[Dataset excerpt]
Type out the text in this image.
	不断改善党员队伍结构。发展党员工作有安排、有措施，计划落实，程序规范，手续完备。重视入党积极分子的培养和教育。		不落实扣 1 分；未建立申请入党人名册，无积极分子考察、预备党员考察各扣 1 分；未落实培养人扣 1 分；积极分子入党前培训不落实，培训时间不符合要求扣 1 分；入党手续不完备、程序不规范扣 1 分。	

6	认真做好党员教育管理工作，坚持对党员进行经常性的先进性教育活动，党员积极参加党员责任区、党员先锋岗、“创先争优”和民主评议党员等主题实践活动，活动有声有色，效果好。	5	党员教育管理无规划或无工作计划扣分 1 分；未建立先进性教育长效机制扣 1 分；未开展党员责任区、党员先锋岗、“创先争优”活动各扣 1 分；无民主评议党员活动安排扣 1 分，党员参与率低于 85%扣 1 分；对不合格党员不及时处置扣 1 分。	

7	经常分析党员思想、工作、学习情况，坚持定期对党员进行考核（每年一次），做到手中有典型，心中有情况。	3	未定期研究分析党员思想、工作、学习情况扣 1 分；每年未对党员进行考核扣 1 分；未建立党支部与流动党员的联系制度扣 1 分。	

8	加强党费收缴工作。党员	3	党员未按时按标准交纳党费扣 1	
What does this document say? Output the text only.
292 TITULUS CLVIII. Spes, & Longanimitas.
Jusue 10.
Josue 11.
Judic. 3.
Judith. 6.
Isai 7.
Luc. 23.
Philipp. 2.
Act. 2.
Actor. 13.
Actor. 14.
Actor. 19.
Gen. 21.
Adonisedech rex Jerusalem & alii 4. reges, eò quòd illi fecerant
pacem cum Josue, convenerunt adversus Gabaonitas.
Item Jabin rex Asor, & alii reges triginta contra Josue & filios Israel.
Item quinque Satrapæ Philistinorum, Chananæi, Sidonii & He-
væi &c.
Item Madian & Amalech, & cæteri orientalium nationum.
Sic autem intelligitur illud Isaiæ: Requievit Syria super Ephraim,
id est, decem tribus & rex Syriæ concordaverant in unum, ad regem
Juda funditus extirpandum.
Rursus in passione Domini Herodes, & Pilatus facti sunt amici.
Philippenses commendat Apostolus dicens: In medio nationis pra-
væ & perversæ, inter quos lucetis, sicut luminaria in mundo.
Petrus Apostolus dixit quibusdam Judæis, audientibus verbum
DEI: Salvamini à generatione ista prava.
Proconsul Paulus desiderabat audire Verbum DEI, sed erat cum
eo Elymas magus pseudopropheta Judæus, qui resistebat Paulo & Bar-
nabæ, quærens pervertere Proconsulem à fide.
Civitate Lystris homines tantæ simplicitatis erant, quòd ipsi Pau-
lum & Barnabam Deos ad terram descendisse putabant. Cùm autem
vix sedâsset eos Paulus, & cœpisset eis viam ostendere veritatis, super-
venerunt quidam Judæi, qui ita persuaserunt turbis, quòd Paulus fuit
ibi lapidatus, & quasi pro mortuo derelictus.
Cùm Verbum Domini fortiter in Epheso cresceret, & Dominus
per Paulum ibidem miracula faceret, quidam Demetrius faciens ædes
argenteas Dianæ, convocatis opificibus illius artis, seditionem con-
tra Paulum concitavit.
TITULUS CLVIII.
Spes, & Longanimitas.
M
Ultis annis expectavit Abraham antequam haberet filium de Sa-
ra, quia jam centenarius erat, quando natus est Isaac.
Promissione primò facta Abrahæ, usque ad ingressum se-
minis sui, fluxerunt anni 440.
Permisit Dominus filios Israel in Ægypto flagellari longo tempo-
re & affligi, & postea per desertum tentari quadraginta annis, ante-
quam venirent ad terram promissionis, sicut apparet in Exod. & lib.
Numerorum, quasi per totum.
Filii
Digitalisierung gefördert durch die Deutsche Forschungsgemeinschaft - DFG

## Task details
Can you restate every record above word for word?

## The solution
Type out the text in this image.
	不断改善党员队伍结构。发展党员工作有安排、有措施，计划落实，程序规范，手续完备。重视入党积极分子的培养和教育。		不落实扣 1 分；未建立申请入党人名册，无积极分子考察、预备党员考察各扣 1 分；未落实培养人扣 1 分；积极分子入党前培训不落实，培训时间不符合要求扣 1 分；入党手续不完备、程序不规范扣 1 分。	

6	认真做好党员教育管理工作，坚持对党员进行经常性的先进性教育活动，党员积极参加党员责任区、党员先锋岗、“创先争优”和民主评议党员等主题实践活动，活动有声有色，效果好。	5	党员教育管理无规划或无工作计划扣分 1 分；未建立先进性教育长效机制扣 1 分；未开展党员责任区、党员先锋岗、“创先争优”活动各扣 1 分；无民主评议党员活动安排扣 1 分，党员参与率低于 85%扣 1 分；对不合格党员不及时处置扣 1 分。	

7	经常分析党员思想、工作、学习情况，坚持定期对党员进行考核（每年一次），做到手中有典型，心中有情况。	3	未定期研究分析党员思想、工作、学习情况扣 1 分；每年未对党员进行考核扣 1 分；未建立党支部与流动党员的联系制度扣 1 分。	

8	加强党费收缴工作。党员	3	党员未按时按标准交纳党费扣 1	
What does this document say? Output the text only.
292 TITULUS CLVIII. Spes, & Longanimitas.
Jusue 10.
Josue 11.
Judic. 3.
Judith. 6.
Isai 7.
Luc. 23.
Philipp. 2.
Act. 2.
Actor. 13.
Actor. 14.
Actor. 19.
Gen. 21.
Adonisedech rex Jerusalem & alii 4. reges, eò quòd illi fecerant
pacem cum Josue, convenerunt adversus Gabaonitas.
Item Jabin rex Asor, & alii reges triginta contra Josue & filios Israel.
Item quinque Satrapæ Philistinorum, Chananæi, Sidonii & He-
væi &c.
Item Madian & Amalech, & cæteri orientalium nationum.
Sic autem intelligitur illud Isaiæ: Requievit Syria super Ephraim,
id est, decem tribus & rex Syriæ concordaverant in unum, ad regem
Juda funditus extirpandum.
Rursus in passione Domini Herodes, & Pilatus facti sunt amici.
Philippenses commendat Apostolus dicens: In medio nationis pra-
væ & perversæ, inter quos lucetis, sicut luminaria in mundo.
Petrus Apostolus dixit quibusdam Judæis, audientibus verbum
DEI: Salvamini à generatione ista prava.
Proconsul Paulus desiderabat audire Verbum DEI, sed erat cum
eo Elymas magus pseudopropheta Judæus, qui resistebat Paulo & Bar-
nabæ, quærens pervertere Proconsulem à fide.
Civitate Lystris homines tantæ simplicitatis erant, quòd ipsi Pau-
lum & Barnabam Deos ad terram descendisse putabant. Cùm autem
vix sedâsset eos Paulus, & cœpisset eis viam ostendere veritatis, super-
venerunt quidam Judæi, qui ita persuaserunt turbis, quòd Paulus fuit
ibi lapidatus, & quasi pro mortuo derelictus.
Cùm Verbum Domini fortiter in Epheso cresceret, & Dominus
per Paulum ibidem miracula faceret, quidam Demetrius faciens ædes
argenteas Dianæ, convocatis opificibus illius artis, seditionem con-
tra Paulum concitavit.
TITULUS CLVIII.
Spes, & Longanimitas.
M
Ultis annis expectavit Abraham antequam haberet filium de Sa-
ra, quia jam centenarius erat, quando natus est Isaac.
Promissione primò facta Abrahæ, usque ad ingressum se-
minis sui, fluxerunt anni 440.
Permisit Dominus filios Israel in Ægypto flagellari longo tempo-
re & affligi, & postea per desertum tentari quadraginta annis, ante-
quam venirent ad terram promissionis, sicut apparet in Exod. & lib.
Numerorum, quasi per totum.
Filii
Digitalisierung gefördert durch die Deutsche Forschungsgemeinschaft - DFG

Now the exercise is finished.